### Set exercise
Which lines in the records below contain the word "JSON"? Copy each one out.

### Data for processing
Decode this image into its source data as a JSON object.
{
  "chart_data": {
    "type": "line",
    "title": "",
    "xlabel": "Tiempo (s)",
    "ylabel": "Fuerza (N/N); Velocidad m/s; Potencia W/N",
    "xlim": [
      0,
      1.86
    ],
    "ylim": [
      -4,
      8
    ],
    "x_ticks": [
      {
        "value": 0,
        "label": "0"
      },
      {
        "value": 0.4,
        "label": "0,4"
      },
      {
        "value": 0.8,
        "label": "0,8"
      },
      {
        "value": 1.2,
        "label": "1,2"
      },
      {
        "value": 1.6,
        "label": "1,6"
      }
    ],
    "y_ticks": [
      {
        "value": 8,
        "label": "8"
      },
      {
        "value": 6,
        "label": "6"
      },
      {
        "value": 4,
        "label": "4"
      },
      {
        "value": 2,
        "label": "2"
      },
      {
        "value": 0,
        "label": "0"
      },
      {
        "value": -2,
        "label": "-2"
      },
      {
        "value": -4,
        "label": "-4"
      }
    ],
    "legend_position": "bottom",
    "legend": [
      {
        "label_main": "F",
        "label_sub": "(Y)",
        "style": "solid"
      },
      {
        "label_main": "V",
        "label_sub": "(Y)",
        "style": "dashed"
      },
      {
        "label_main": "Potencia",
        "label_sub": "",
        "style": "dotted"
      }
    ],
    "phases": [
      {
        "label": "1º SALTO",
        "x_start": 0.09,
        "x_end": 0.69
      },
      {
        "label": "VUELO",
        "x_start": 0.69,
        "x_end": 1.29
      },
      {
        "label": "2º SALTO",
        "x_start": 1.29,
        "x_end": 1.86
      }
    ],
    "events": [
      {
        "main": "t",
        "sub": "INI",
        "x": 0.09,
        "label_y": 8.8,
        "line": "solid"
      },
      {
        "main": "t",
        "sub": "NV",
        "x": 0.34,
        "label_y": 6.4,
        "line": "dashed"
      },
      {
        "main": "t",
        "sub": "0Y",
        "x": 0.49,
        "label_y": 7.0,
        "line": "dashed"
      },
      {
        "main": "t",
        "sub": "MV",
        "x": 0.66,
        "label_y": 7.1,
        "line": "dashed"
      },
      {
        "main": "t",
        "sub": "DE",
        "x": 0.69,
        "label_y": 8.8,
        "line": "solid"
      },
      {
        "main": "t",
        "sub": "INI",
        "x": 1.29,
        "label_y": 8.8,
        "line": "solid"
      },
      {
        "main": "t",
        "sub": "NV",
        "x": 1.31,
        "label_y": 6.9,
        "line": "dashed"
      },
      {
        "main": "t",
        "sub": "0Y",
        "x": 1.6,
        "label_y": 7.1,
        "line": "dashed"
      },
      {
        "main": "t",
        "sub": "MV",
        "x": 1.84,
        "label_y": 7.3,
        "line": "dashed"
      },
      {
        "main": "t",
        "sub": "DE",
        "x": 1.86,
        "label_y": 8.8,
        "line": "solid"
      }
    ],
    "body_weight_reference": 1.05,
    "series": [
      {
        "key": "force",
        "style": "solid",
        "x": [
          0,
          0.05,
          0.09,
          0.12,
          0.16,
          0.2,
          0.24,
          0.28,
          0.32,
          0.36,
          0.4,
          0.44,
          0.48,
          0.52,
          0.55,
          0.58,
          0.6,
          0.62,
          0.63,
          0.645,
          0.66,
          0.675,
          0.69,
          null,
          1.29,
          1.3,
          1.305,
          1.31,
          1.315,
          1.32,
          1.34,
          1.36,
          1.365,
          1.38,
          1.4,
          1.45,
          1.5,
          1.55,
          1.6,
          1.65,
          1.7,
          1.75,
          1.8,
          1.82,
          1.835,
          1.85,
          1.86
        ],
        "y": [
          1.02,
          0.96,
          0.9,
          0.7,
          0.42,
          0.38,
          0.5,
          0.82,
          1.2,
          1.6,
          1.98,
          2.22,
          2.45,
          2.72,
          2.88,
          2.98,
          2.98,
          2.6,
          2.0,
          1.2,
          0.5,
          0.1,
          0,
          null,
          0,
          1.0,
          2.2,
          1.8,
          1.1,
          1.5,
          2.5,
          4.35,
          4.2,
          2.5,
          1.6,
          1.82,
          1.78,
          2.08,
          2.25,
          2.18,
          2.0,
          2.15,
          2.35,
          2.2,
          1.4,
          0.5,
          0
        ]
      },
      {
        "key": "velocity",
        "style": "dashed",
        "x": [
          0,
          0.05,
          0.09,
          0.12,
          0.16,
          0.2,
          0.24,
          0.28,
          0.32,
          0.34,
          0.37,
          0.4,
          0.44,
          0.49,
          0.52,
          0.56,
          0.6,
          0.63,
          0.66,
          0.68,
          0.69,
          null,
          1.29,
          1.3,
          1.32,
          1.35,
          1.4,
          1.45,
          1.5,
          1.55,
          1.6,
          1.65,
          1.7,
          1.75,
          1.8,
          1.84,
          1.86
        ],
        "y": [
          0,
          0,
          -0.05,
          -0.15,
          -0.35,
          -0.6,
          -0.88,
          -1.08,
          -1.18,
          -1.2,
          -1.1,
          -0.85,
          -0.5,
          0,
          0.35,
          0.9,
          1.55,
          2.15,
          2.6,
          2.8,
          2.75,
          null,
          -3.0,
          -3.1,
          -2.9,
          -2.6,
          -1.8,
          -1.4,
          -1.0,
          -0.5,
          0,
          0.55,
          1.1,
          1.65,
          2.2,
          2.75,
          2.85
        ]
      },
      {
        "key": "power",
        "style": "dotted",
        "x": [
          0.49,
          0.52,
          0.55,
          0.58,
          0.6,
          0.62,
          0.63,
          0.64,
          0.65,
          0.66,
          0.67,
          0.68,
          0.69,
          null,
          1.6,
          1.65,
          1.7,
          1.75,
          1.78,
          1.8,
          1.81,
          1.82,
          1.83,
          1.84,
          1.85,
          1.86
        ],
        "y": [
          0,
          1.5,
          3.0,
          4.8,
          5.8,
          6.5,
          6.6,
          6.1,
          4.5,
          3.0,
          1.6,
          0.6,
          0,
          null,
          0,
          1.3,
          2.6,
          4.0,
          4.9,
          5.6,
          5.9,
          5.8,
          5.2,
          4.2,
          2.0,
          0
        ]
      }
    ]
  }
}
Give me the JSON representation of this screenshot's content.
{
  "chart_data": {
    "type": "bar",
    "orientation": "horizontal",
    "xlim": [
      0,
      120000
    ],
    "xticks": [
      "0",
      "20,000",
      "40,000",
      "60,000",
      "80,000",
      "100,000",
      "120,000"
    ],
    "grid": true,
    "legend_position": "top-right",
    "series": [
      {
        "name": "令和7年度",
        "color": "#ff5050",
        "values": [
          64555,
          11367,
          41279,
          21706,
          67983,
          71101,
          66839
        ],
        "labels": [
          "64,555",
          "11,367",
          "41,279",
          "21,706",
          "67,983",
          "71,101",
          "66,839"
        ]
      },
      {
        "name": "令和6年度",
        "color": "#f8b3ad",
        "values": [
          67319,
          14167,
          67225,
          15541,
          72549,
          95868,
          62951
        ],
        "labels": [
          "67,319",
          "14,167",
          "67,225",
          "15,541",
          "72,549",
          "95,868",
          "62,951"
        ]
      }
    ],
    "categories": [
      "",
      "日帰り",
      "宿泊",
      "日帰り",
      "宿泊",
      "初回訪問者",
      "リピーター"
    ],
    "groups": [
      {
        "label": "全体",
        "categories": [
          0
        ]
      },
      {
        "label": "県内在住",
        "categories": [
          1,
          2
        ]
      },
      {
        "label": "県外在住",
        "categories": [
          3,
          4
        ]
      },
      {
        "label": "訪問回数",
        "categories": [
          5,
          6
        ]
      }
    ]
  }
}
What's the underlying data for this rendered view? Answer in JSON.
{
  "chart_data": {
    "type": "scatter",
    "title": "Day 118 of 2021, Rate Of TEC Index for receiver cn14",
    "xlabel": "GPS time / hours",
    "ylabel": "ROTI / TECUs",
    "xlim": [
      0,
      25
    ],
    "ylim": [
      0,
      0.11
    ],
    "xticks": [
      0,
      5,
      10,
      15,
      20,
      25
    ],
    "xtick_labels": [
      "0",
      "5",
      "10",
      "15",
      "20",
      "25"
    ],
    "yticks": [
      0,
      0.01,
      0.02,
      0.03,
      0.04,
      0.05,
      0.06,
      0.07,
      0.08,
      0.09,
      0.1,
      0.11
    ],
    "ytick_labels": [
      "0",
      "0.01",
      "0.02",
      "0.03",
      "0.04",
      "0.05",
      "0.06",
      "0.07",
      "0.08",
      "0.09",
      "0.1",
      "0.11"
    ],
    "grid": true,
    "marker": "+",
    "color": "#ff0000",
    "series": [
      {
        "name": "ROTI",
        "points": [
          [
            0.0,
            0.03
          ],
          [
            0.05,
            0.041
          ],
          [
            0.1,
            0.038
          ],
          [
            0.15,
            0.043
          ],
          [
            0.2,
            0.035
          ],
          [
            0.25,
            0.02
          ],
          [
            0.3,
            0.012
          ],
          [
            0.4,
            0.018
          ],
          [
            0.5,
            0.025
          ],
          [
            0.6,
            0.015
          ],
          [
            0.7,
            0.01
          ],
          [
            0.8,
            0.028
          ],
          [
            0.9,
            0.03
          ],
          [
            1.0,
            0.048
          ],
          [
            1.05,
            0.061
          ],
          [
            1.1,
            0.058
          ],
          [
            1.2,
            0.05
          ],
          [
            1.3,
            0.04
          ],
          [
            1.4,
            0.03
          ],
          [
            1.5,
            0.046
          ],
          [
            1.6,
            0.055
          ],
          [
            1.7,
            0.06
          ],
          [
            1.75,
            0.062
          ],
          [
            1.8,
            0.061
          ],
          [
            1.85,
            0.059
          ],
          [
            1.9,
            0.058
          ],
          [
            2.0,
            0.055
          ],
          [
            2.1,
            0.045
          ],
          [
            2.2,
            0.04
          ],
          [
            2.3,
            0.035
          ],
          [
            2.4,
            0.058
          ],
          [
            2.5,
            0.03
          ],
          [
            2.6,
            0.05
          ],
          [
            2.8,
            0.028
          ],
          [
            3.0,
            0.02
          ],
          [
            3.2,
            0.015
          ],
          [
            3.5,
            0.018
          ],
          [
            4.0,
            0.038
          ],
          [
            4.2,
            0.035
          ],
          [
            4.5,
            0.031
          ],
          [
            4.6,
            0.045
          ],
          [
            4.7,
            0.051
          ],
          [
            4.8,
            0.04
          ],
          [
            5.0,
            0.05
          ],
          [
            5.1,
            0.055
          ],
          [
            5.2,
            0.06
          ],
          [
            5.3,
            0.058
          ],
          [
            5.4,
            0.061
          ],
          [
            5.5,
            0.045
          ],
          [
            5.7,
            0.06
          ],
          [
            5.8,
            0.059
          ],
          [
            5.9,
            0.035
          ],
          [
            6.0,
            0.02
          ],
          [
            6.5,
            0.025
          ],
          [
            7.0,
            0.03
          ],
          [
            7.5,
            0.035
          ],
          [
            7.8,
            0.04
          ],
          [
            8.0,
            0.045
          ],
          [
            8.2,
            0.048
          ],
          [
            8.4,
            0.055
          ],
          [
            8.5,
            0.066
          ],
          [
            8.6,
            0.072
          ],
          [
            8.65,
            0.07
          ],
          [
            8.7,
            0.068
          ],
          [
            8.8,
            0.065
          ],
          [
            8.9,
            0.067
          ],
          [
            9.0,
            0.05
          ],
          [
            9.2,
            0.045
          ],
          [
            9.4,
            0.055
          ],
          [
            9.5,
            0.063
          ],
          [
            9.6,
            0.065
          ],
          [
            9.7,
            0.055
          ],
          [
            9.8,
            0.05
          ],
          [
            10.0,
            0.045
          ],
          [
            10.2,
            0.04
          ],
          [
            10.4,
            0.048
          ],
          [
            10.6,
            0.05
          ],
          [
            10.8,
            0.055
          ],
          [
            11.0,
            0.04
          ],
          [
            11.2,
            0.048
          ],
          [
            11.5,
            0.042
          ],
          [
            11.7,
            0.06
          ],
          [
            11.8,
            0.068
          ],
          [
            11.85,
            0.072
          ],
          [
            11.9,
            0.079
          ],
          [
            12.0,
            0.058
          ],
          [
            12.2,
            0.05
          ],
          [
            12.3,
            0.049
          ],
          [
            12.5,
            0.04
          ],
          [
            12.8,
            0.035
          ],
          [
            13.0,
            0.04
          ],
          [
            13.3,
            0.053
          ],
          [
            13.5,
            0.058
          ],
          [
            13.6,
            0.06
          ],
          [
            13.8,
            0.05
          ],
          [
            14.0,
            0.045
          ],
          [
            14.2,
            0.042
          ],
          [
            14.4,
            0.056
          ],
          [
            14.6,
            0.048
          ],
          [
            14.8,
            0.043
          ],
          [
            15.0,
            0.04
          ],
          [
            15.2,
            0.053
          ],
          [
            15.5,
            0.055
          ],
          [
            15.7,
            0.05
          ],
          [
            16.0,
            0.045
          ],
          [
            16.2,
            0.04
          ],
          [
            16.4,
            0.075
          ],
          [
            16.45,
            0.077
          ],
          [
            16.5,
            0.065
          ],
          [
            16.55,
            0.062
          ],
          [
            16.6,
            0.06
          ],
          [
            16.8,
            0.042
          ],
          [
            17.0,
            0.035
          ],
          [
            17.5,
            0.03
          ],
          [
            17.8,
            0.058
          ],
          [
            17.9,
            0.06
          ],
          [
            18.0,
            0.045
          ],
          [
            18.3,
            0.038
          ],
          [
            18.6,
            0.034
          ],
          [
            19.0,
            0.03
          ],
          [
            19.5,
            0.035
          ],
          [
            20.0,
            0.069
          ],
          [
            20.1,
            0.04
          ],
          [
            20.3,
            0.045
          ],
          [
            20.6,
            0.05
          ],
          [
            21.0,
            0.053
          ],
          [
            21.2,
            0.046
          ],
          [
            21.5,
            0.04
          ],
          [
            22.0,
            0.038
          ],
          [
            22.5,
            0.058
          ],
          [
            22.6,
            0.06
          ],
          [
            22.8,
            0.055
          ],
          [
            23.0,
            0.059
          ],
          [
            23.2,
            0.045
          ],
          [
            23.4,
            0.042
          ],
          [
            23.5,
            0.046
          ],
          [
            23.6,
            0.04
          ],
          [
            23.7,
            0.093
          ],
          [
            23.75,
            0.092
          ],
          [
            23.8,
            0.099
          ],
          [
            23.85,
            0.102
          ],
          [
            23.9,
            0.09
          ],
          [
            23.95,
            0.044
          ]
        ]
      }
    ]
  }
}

### Output
Decode this image into its source data as a JSON object.
Give me the JSON representation of this screenshot's content.
What's the underlying data for this rendered view? Answer in JSON.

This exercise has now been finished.